AIM OF THE TASK.
Omit every picture, then give all the entries again exactly.

(Recorded data)
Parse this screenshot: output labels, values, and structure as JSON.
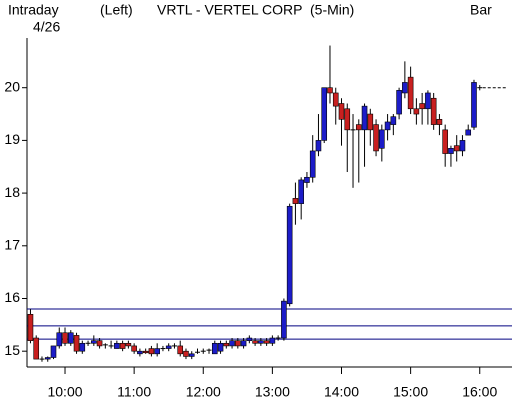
{
  "chart_data": {
    "type": "candlestick",
    "header": {
      "mode": "Intraday",
      "date": "4/26",
      "side": "(Left)",
      "title": "VRTL - VERTEL CORP  (5-Min)",
      "style": "Bar"
    },
    "x": [
      570,
      575,
      580,
      585,
      590,
      595,
      600,
      605,
      610,
      615,
      620,
      625,
      630,
      635,
      640,
      645,
      650,
      655,
      660,
      665,
      670,
      675,
      680,
      685,
      690,
      695,
      700,
      705,
      710,
      715,
      720,
      725,
      730,
      735,
      740,
      745,
      750,
      755,
      760,
      765,
      770,
      775,
      780,
      785,
      790,
      795,
      800,
      805,
      810,
      815,
      820,
      825,
      830,
      835,
      840,
      845,
      850,
      855,
      860,
      865,
      870,
      875,
      880,
      885,
      890,
      895,
      900,
      905,
      910,
      915,
      920,
      925,
      930,
      935,
      940,
      945,
      950,
      955,
      960
    ],
    "open": [
      15.7,
      15.25,
      14.85,
      14.85,
      14.88,
      15.1,
      15.35,
      15.15,
      15.3,
      15.0,
      15.15,
      15.15,
      15.2,
      15.1,
      15.1,
      15.05,
      15.15,
      15.15,
      15.1,
      14.95,
      15.0,
      15.05,
      14.95,
      15.05,
      15.05,
      15.1,
      15.1,
      15.0,
      14.9,
      15.0,
      14.98,
      15.0,
      14.95,
      15.0,
      15.15,
      15.1,
      15.2,
      15.1,
      15.2,
      15.2,
      15.15,
      15.2,
      15.15,
      15.25,
      15.25,
      15.9,
      17.9,
      17.8,
      18.2,
      18.3,
      18.8,
      19.0,
      20.0,
      19.9,
      19.7,
      19.6,
      19.2,
      19.3,
      19.2,
      19.5,
      19.3,
      18.85,
      19.2,
      19.3,
      19.5,
      19.9,
      20.2,
      19.6,
      19.7,
      19.6,
      19.8,
      19.4,
      19.2,
      18.75,
      18.9,
      18.8,
      19.1,
      19.25,
      20.0
    ],
    "high": [
      15.8,
      15.3,
      14.9,
      14.9,
      15.1,
      15.45,
      15.45,
      15.4,
      15.35,
      15.2,
      15.2,
      15.3,
      15.25,
      15.15,
      15.2,
      15.2,
      15.2,
      15.2,
      15.15,
      15.05,
      15.05,
      15.1,
      15.15,
      15.1,
      15.15,
      15.15,
      15.2,
      15.05,
      15.0,
      15.05,
      15.05,
      15.05,
      15.2,
      15.2,
      15.2,
      15.25,
      15.25,
      15.25,
      15.3,
      15.25,
      15.25,
      15.25,
      15.3,
      15.3,
      16.0,
      17.8,
      18.2,
      18.3,
      18.4,
      19.1,
      19.5,
      20.0,
      20.8,
      20.0,
      19.8,
      19.7,
      19.5,
      19.4,
      19.7,
      19.6,
      19.4,
      19.3,
      19.5,
      19.5,
      20.0,
      20.5,
      20.4,
      19.8,
      19.9,
      19.95,
      19.9,
      19.5,
      19.3,
      18.9,
      19.1,
      19.1,
      19.3,
      20.15,
      20.05
    ],
    "low": [
      15.15,
      14.85,
      14.8,
      14.8,
      14.85,
      15.05,
      15.1,
      15.1,
      14.95,
      14.95,
      15.1,
      15.1,
      15.05,
      15.05,
      15.05,
      15.05,
      15.0,
      15.05,
      14.95,
      14.9,
      14.95,
      14.9,
      14.9,
      15.0,
      15.0,
      15.05,
      14.9,
      14.85,
      14.85,
      14.95,
      14.95,
      14.95,
      14.95,
      14.95,
      15.05,
      15.05,
      15.05,
      15.05,
      15.15,
      15.1,
      15.1,
      15.1,
      15.1,
      15.2,
      15.2,
      15.85,
      17.4,
      17.5,
      18.1,
      18.2,
      18.7,
      18.95,
      19.7,
      19.3,
      18.9,
      18.4,
      18.1,
      18.2,
      18.5,
      18.9,
      18.7,
      18.6,
      19.0,
      19.1,
      19.4,
      19.8,
      19.5,
      19.3,
      19.3,
      19.3,
      19.2,
      19.1,
      18.5,
      18.5,
      18.6,
      18.7,
      19.1,
      19.2,
      19.95
    ],
    "close": [
      15.2,
      14.85,
      14.85,
      14.88,
      15.1,
      15.35,
      15.15,
      15.35,
      15.0,
      15.15,
      15.15,
      15.2,
      15.1,
      15.12,
      15.1,
      15.15,
      15.05,
      15.1,
      15.0,
      15.0,
      14.97,
      14.95,
      15.05,
      15.05,
      15.1,
      15.1,
      14.95,
      14.9,
      14.95,
      14.98,
      15.0,
      15.02,
      15.15,
      15.15,
      15.1,
      15.2,
      15.1,
      15.2,
      15.25,
      15.15,
      15.2,
      15.15,
      15.25,
      15.25,
      15.95,
      17.75,
      17.8,
      18.25,
      18.3,
      18.8,
      19.0,
      20.0,
      19.9,
      19.65,
      19.4,
      19.2,
      19.2,
      19.2,
      19.65,
      19.2,
      18.8,
      19.2,
      19.35,
      19.45,
      19.95,
      20.1,
      19.6,
      19.5,
      19.6,
      19.9,
      19.3,
      19.3,
      18.75,
      18.85,
      18.8,
      19.0,
      19.2,
      20.1,
      20.0
    ],
    "up_color": "#1c1cc8",
    "down_color": "#c82020",
    "level_color": "#000080",
    "levels": [
      15.8,
      15.48,
      15.23
    ],
    "xlim": [
      567,
      988
    ],
    "ylim": [
      14.7,
      21.0
    ],
    "xticks": [
      {
        "value": 600,
        "label": "10:00"
      },
      {
        "value": 660,
        "label": "11:00"
      },
      {
        "value": 720,
        "label": "12:00"
      },
      {
        "value": 780,
        "label": "13:00"
      },
      {
        "value": 840,
        "label": "14:00"
      },
      {
        "value": 900,
        "label": "15:00"
      },
      {
        "value": 960,
        "label": "16:00"
      }
    ],
    "yticks": [
      15,
      16,
      17,
      18,
      19,
      20
    ]
  }
}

TASK RESULT.
Parse this screenshot: output labels, values, and structure as JSON.
{
  "chart_data": {
    "type": "candlestick",
    "header": {
      "mode": "Intraday",
      "date": "4/26",
      "side": "(Left)",
      "title": "VRTL - VERTEL CORP  (5-Min)",
      "style": "Bar"
    },
    "x": [
      570,
      575,
      580,
      585,
      590,
      595,
      600,
      605,
      610,
      615,
      620,
      625,
      630,
      635,
      640,
      645,
      650,
      655,
      660,
      665,
      670,
      675,
      680,
      685,
      690,
      695,
      700,
      705,
      710,
      715,
      720,
      725,
      730,
      735,
      740,
      745,
      750,
      755,
      760,
      765,
      770,
      775,
      780,
      785,
      790,
      795,
      800,
      805,
      810,
      815,
      820,
      825,
      830,
      835,
      840,
      845,
      850,
      855,
      860,
      865,
      870,
      875,
      880,
      885,
      890,
      895,
      900,
      905,
      910,
      915,
      920,
      925,
      930,
      935,
      940,
      945,
      950,
      955,
      960
    ],
    "open": [
      15.7,
      15.25,
      14.85,
      14.85,
      14.88,
      15.1,
      15.35,
      15.15,
      15.3,
      15.0,
      15.15,
      15.15,
      15.2,
      15.1,
      15.1,
      15.05,
      15.15,
      15.15,
      15.1,
      14.95,
      15.0,
      15.05,
      14.95,
      15.05,
      15.05,
      15.1,
      15.1,
      15.0,
      14.9,
      15.0,
      14.98,
      15.0,
      14.95,
      15.0,
      15.15,
      15.1,
      15.2,
      15.1,
      15.2,
      15.2,
      15.15,
      15.2,
      15.15,
      15.25,
      15.25,
      15.9,
      17.9,
      17.8,
      18.2,
      18.3,
      18.8,
      19.0,
      20.0,
      19.9,
      19.7,
      19.6,
      19.2,
      19.3,
      19.2,
      19.5,
      19.3,
      18.85,
      19.2,
      19.3,
      19.5,
      19.9,
      20.2,
      19.6,
      19.7,
      19.6,
      19.8,
      19.4,
      19.2,
      18.75,
      18.9,
      18.8,
      19.1,
      19.25,
      20.0
    ],
    "high": [
      15.8,
      15.3,
      14.9,
      14.9,
      15.1,
      15.45,
      15.45,
      15.4,
      15.35,
      15.2,
      15.2,
      15.3,
      15.25,
      15.15,
      15.2,
      15.2,
      15.2,
      15.2,
      15.15,
      15.05,
      15.05,
      15.1,
      15.15,
      15.1,
      15.15,
      15.15,
      15.2,
      15.05,
      15.0,
      15.05,
      15.05,
      15.05,
      15.2,
      15.2,
      15.2,
      15.25,
      15.25,
      15.25,
      15.3,
      15.25,
      15.25,
      15.25,
      15.3,
      15.3,
      16.0,
      17.8,
      18.2,
      18.3,
      18.4,
      19.1,
      19.5,
      20.0,
      20.8,
      20.0,
      19.8,
      19.7,
      19.5,
      19.4,
      19.7,
      19.6,
      19.4,
      19.3,
      19.5,
      19.5,
      20.0,
      20.5,
      20.4,
      19.8,
      19.9,
      19.95,
      19.9,
      19.5,
      19.3,
      18.9,
      19.1,
      19.1,
      19.3,
      20.15,
      20.05
    ],
    "low": [
      15.15,
      14.85,
      14.8,
      14.8,
      14.85,
      15.05,
      15.1,
      15.1,
      14.95,
      14.95,
      15.1,
      15.1,
      15.05,
      15.05,
      15.05,
      15.05,
      15.0,
      15.05,
      14.95,
      14.9,
      14.95,
      14.9,
      14.9,
      15.0,
      15.0,
      15.05,
      14.9,
      14.85,
      14.85,
      14.95,
      14.95,
      14.95,
      14.95,
      14.95,
      15.05,
      15.05,
      15.05,
      15.05,
      15.15,
      15.1,
      15.1,
      15.1,
      15.1,
      15.2,
      15.2,
      15.85,
      17.4,
      17.5,
      18.1,
      18.2,
      18.7,
      18.95,
      19.7,
      19.3,
      18.9,
      18.4,
      18.1,
      18.2,
      18.5,
      18.9,
      18.7,
      18.6,
      19.0,
      19.1,
      19.4,
      19.8,
      19.5,
      19.3,
      19.3,
      19.3,
      19.2,
      19.1,
      18.5,
      18.5,
      18.6,
      18.7,
      19.1,
      19.2,
      19.95
    ],
    "close": [
      15.2,
      14.85,
      14.85,
      14.88,
      15.1,
      15.35,
      15.15,
      15.35,
      15.0,
      15.15,
      15.15,
      15.2,
      15.1,
      15.12,
      15.1,
      15.15,
      15.05,
      15.1,
      15.0,
      15.0,
      14.97,
      14.95,
      15.05,
      15.05,
      15.1,
      15.1,
      14.95,
      14.9,
      14.95,
      14.98,
      15.0,
      15.02,
      15.15,
      15.15,
      15.1,
      15.2,
      15.1,
      15.2,
      15.25,
      15.15,
      15.2,
      15.15,
      15.25,
      15.25,
      15.95,
      17.75,
      17.8,
      18.25,
      18.3,
      18.8,
      19.0,
      20.0,
      19.9,
      19.65,
      19.4,
      19.2,
      19.2,
      19.2,
      19.65,
      19.2,
      18.8,
      19.2,
      19.35,
      19.45,
      19.95,
      20.1,
      19.6,
      19.5,
      19.6,
      19.9,
      19.3,
      19.3,
      18.75,
      18.85,
      18.8,
      19.0,
      19.2,
      20.1,
      20.0
    ],
    "up_color": "#1c1cc8",
    "down_color": "#c82020",
    "level_color": "#000080",
    "levels": [
      15.8,
      15.48,
      15.23
    ],
    "xlim": [
      567,
      988
    ],
    "ylim": [
      14.7,
      21.0
    ],
    "xticks": [
      {
        "value": 600,
        "label": "10:00"
      },
      {
        "value": 660,
        "label": "11:00"
      },
      {
        "value": 720,
        "label": "12:00"
      },
      {
        "value": 780,
        "label": "13:00"
      },
      {
        "value": 840,
        "label": "14:00"
      },
      {
        "value": 900,
        "label": "15:00"
      },
      {
        "value": 960,
        "label": "16:00"
      }
    ],
    "yticks": [
      15,
      16,
      17,
      18,
      19,
      20
    ]
  }
}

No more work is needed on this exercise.